» RECORDS PROVIDED

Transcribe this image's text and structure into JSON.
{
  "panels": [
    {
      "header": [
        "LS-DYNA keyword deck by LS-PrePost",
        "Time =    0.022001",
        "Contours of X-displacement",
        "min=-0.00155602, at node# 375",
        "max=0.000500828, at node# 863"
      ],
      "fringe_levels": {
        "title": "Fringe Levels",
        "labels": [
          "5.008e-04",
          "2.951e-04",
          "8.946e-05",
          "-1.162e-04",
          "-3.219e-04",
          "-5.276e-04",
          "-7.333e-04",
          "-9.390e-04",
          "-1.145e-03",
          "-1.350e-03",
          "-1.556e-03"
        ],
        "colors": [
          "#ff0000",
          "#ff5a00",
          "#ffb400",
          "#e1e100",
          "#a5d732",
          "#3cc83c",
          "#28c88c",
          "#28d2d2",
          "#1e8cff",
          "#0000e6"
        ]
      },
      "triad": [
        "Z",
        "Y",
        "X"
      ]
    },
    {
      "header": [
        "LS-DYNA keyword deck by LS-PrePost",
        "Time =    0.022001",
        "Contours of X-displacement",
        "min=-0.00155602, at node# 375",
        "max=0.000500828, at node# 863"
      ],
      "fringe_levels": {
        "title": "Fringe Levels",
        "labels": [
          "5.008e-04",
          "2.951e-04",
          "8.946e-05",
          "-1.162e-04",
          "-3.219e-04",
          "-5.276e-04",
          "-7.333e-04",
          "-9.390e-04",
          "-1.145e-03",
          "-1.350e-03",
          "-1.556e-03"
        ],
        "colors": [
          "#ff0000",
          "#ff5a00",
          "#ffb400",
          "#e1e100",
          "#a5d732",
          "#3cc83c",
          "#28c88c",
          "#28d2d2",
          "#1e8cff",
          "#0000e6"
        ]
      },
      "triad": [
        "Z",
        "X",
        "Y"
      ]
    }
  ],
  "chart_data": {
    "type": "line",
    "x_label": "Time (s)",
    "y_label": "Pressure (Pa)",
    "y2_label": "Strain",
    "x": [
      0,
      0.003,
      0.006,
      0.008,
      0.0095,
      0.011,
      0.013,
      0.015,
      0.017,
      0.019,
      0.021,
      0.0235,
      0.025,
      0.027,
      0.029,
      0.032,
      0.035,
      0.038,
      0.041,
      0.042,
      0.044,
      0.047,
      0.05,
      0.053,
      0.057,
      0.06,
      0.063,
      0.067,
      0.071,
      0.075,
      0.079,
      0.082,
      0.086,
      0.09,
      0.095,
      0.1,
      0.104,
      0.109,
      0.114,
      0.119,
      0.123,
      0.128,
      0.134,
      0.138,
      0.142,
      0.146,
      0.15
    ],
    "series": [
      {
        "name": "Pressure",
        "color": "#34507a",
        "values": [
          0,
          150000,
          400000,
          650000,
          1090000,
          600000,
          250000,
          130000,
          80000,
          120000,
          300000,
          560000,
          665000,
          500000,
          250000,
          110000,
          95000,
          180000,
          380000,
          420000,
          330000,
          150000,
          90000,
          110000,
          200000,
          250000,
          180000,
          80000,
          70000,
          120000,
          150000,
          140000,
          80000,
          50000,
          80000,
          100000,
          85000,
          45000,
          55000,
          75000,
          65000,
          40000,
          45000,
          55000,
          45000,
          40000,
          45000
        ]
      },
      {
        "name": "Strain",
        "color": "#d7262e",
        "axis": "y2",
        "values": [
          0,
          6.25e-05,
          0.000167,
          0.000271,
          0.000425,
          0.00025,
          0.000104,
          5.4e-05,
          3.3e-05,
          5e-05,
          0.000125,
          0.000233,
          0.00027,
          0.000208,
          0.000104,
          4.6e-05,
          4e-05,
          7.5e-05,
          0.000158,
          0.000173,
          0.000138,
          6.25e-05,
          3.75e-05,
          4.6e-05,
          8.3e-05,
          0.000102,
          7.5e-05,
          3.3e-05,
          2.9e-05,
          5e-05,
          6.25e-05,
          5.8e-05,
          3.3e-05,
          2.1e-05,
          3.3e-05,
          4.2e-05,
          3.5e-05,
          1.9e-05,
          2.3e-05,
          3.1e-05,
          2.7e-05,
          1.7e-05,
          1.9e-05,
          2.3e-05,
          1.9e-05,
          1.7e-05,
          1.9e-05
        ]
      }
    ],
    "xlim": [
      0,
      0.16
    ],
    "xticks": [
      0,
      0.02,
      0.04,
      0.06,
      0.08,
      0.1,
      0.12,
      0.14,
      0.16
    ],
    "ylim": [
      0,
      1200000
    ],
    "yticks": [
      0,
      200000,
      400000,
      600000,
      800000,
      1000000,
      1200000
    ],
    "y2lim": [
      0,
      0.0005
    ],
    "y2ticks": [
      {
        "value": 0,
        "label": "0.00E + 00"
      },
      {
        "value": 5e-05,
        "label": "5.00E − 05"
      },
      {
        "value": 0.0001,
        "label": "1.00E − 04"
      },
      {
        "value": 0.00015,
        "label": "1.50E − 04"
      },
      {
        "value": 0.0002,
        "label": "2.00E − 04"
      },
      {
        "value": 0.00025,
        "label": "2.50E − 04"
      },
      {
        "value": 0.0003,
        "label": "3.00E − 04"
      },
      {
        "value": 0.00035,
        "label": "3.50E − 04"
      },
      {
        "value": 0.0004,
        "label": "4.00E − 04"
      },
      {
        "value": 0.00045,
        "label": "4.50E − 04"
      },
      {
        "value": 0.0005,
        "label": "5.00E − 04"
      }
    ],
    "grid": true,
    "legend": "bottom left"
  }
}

» WRITTEN EXERCISE
The data above must be returned in full, exactly as written.

» FULL ANSWER
Transcribe this image's text and structure into JSON.
{
  "panels": [
    {
      "header": [
        "LS-DYNA keyword deck by LS-PrePost",
        "Time =    0.022001",
        "Contours of X-displacement",
        "min=-0.00155602, at node# 375",
        "max=0.000500828, at node# 863"
      ],
      "fringe_levels": {
        "title": "Fringe Levels",
        "labels": [
          "5.008e-04",
          "2.951e-04",
          "8.946e-05",
          "-1.162e-04",
          "-3.219e-04",
          "-5.276e-04",
          "-7.333e-04",
          "-9.390e-04",
          "-1.145e-03",
          "-1.350e-03",
          "-1.556e-03"
        ],
        "colors": [
          "#ff0000",
          "#ff5a00",
          "#ffb400",
          "#e1e100",
          "#a5d732",
          "#3cc83c",
          "#28c88c",
          "#28d2d2",
          "#1e8cff",
          "#0000e6"
        ]
      },
      "triad": [
        "Z",
        "Y",
        "X"
      ]
    },
    {
      "header": [
        "LS-DYNA keyword deck by LS-PrePost",
        "Time =    0.022001",
        "Contours of X-displacement",
        "min=-0.00155602, at node# 375",
        "max=0.000500828, at node# 863"
      ],
      "fringe_levels": {
        "title": "Fringe Levels",
        "labels": [
          "5.008e-04",
          "2.951e-04",
          "8.946e-05",
          "-1.162e-04",
          "-3.219e-04",
          "-5.276e-04",
          "-7.333e-04",
          "-9.390e-04",
          "-1.145e-03",
          "-1.350e-03",
          "-1.556e-03"
        ],
        "colors": [
          "#ff0000",
          "#ff5a00",
          "#ffb400",
          "#e1e100",
          "#a5d732",
          "#3cc83c",
          "#28c88c",
          "#28d2d2",
          "#1e8cff",
          "#0000e6"
        ]
      },
      "triad": [
        "Z",
        "X",
        "Y"
      ]
    }
  ],
  "chart_data": {
    "type": "line",
    "x_label": "Time (s)",
    "y_label": "Pressure (Pa)",
    "y2_label": "Strain",
    "x": [
      0,
      0.003,
      0.006,
      0.008,
      0.0095,
      0.011,
      0.013,
      0.015,
      0.017,
      0.019,
      0.021,
      0.0235,
      0.025,
      0.027,
      0.029,
      0.032,
      0.035,
      0.038,
      0.041,
      0.042,
      0.044,
      0.047,
      0.05,
      0.053,
      0.057,
      0.06,
      0.063,
      0.067,
      0.071,
      0.075,
      0.079,
      0.082,
      0.086,
      0.09,
      0.095,
      0.1,
      0.104,
      0.109,
      0.114,
      0.119,
      0.123,
      0.128,
      0.134,
      0.138,
      0.142,
      0.146,
      0.15
    ],
    "series": [
      {
        "name": "Pressure",
        "color": "#34507a",
        "values": [
          0,
          150000,
          400000,
          650000,
          1090000,
          600000,
          250000,
          130000,
          80000,
          120000,
          300000,
          560000,
          665000,
          500000,
          250000,
          110000,
          95000,
          180000,
          380000,
          420000,
          330000,
          150000,
          90000,
          110000,
          200000,
          250000,
          180000,
          80000,
          70000,
          120000,
          150000,
          140000,
          80000,
          50000,
          80000,
          100000,
          85000,
          45000,
          55000,
          75000,
          65000,
          40000,
          45000,
          55000,
          45000,
          40000,
          45000
        ]
      },
      {
        "name": "Strain",
        "color": "#d7262e",
        "axis": "y2",
        "values": [
          0,
          6.25e-05,
          0.000167,
          0.000271,
          0.000425,
          0.00025,
          0.000104,
          5.4e-05,
          3.3e-05,
          5e-05,
          0.000125,
          0.000233,
          0.00027,
          0.000208,
          0.000104,
          4.6e-05,
          4e-05,
          7.5e-05,
          0.000158,
          0.000173,
          0.000138,
          6.25e-05,
          3.75e-05,
          4.6e-05,
          8.3e-05,
          0.000102,
          7.5e-05,
          3.3e-05,
          2.9e-05,
          5e-05,
          6.25e-05,
          5.8e-05,
          3.3e-05,
          2.1e-05,
          3.3e-05,
          4.2e-05,
          3.5e-05,
          1.9e-05,
          2.3e-05,
          3.1e-05,
          2.7e-05,
          1.7e-05,
          1.9e-05,
          2.3e-05,
          1.9e-05,
          1.7e-05,
          1.9e-05
        ]
      }
    ],
    "xlim": [
      0,
      0.16
    ],
    "xticks": [
      0,
      0.02,
      0.04,
      0.06,
      0.08,
      0.1,
      0.12,
      0.14,
      0.16
    ],
    "ylim": [
      0,
      1200000
    ],
    "yticks": [
      0,
      200000,
      400000,
      600000,
      800000,
      1000000,
      1200000
    ],
    "y2lim": [
      0,
      0.0005
    ],
    "y2ticks": [
      {
        "value": 0,
        "label": "0.00E + 00"
      },
      {
        "value": 5e-05,
        "label": "5.00E − 05"
      },
      {
        "value": 0.0001,
        "label": "1.00E − 04"
      },
      {
        "value": 0.00015,
        "label": "1.50E − 04"
      },
      {
        "value": 0.0002,
        "label": "2.00E − 04"
      },
      {
        "value": 0.00025,
        "label": "2.50E − 04"
      },
      {
        "value": 0.0003,
        "label": "3.00E − 04"
      },
      {
        "value": 0.00035,
        "label": "3.50E − 04"
      },
      {
        "value": 0.0004,
        "label": "4.00E − 04"
      },
      {
        "value": 0.00045,
        "label": "4.50E − 04"
      },
      {
        "value": 0.0005,
        "label": "5.00E − 04"
      }
    ],
    "grid": true,
    "legend": "bottom left"
  }
}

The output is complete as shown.